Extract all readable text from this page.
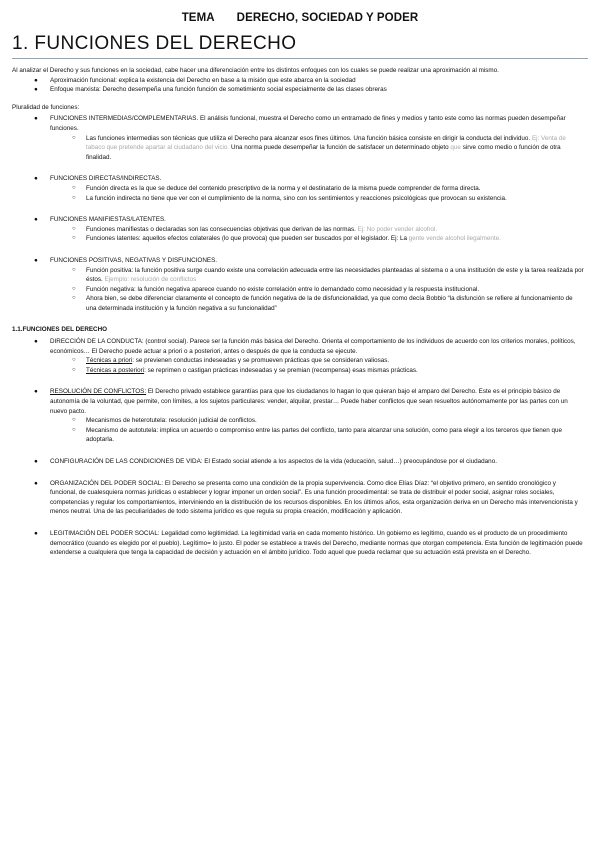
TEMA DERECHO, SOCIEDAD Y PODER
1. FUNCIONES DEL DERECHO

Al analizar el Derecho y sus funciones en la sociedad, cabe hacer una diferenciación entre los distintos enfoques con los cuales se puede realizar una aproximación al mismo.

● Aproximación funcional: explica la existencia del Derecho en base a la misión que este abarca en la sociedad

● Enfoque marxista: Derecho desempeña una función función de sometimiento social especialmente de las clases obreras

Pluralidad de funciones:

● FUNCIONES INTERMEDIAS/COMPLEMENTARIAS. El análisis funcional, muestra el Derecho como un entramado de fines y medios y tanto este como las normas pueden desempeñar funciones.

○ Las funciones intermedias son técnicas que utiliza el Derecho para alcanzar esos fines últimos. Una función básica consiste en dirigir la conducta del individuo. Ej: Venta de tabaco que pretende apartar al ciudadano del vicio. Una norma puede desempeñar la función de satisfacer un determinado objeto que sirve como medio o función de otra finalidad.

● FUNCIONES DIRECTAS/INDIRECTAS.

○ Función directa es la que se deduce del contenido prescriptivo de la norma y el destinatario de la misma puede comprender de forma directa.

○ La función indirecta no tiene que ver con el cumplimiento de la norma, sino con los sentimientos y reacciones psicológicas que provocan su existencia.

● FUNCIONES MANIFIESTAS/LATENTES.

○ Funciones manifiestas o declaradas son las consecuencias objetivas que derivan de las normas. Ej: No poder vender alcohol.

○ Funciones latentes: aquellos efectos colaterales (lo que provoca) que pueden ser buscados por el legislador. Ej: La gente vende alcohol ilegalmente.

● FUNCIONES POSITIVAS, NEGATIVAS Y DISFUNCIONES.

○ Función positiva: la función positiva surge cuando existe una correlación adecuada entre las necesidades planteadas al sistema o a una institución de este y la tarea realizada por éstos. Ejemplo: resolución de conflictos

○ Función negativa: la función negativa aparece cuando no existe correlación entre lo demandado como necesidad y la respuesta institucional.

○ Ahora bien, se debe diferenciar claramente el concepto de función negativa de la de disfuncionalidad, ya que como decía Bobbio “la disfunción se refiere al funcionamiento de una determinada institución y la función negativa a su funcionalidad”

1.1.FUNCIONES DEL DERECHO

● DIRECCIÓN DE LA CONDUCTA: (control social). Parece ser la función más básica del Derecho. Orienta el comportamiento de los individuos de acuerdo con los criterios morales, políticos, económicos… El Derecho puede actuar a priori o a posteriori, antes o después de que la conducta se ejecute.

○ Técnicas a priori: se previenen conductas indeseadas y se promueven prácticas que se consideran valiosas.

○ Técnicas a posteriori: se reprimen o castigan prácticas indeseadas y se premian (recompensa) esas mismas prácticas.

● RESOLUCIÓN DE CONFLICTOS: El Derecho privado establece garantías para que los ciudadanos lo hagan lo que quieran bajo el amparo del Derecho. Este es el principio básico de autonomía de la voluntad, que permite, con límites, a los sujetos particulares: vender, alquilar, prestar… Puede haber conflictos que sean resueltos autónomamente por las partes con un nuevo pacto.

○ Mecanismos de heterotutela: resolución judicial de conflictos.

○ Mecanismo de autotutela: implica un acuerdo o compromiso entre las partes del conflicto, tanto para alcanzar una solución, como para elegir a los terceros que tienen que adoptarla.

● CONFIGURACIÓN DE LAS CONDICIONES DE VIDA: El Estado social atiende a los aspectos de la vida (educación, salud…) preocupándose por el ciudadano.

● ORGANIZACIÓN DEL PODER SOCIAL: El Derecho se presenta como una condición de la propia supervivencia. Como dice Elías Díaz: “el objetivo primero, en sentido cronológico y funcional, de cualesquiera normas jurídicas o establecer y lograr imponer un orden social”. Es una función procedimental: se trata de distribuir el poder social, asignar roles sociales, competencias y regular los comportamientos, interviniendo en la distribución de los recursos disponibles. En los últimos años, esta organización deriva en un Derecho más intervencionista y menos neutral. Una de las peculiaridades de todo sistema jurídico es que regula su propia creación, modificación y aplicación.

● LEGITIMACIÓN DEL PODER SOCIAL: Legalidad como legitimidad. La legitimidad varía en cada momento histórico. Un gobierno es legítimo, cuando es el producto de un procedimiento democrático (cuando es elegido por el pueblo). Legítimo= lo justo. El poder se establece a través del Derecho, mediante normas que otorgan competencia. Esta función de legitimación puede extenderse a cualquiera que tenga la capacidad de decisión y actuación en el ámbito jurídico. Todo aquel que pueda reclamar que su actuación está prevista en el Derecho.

---

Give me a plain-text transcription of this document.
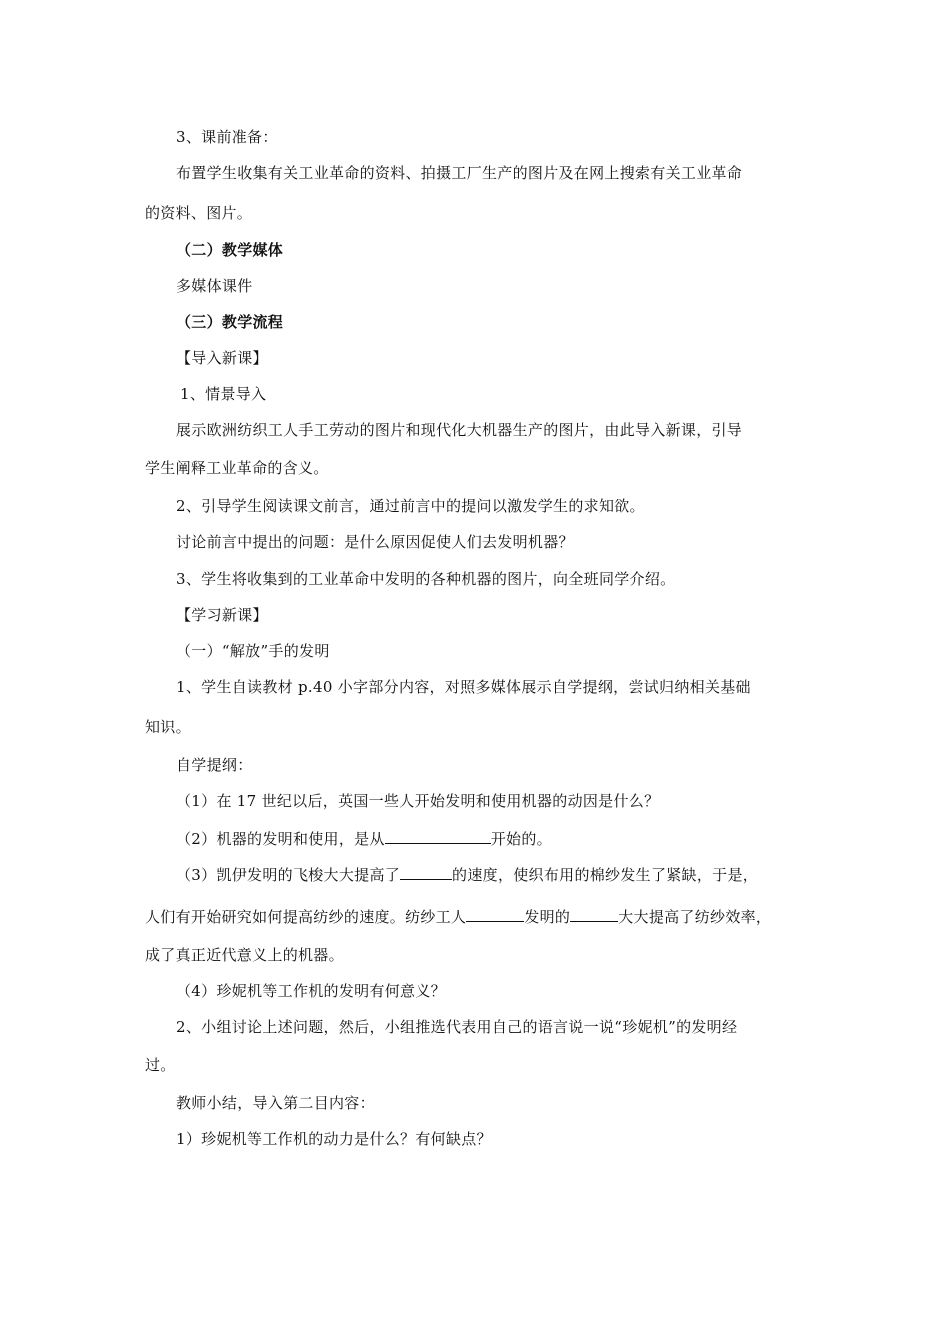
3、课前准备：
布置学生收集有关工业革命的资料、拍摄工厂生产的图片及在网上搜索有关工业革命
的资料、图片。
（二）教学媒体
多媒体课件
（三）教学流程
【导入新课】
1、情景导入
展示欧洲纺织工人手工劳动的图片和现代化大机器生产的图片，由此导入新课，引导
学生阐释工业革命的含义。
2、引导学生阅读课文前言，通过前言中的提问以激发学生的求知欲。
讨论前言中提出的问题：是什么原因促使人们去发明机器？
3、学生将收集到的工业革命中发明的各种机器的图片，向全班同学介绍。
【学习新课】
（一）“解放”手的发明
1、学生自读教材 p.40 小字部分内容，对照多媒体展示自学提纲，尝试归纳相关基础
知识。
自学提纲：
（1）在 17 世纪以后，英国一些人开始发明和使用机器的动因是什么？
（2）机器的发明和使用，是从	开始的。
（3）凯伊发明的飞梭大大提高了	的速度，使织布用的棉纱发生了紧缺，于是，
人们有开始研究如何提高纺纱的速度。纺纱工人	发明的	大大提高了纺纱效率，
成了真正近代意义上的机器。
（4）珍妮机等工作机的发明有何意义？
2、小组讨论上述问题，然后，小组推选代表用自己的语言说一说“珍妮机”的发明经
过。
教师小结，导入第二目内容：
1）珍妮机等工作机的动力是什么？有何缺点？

• _Exercise task_
Where a line holds the string "partes", copy that line.

• _Answer for this exercise_
● RESOLUCIÓN DE CONFLICTOS: El Derecho privado establece garantías para que los ciudadanos lo hagan lo que quieran bajo el amparo del Derecho. Este es el principio básico de autonomía de la voluntad, que permite, con límites, a los sujetos particulares: vender, alquilar, prestar… Puede haber conflictos que sean resueltos autónomamente por las partes con un nuevo pacto.
○ Mecanismo de autotutela: implica un acuerdo o compromiso entre las partes del conflicto, tanto para alcanzar una solución, como para elegir a los terceros que tienen que adoptarla.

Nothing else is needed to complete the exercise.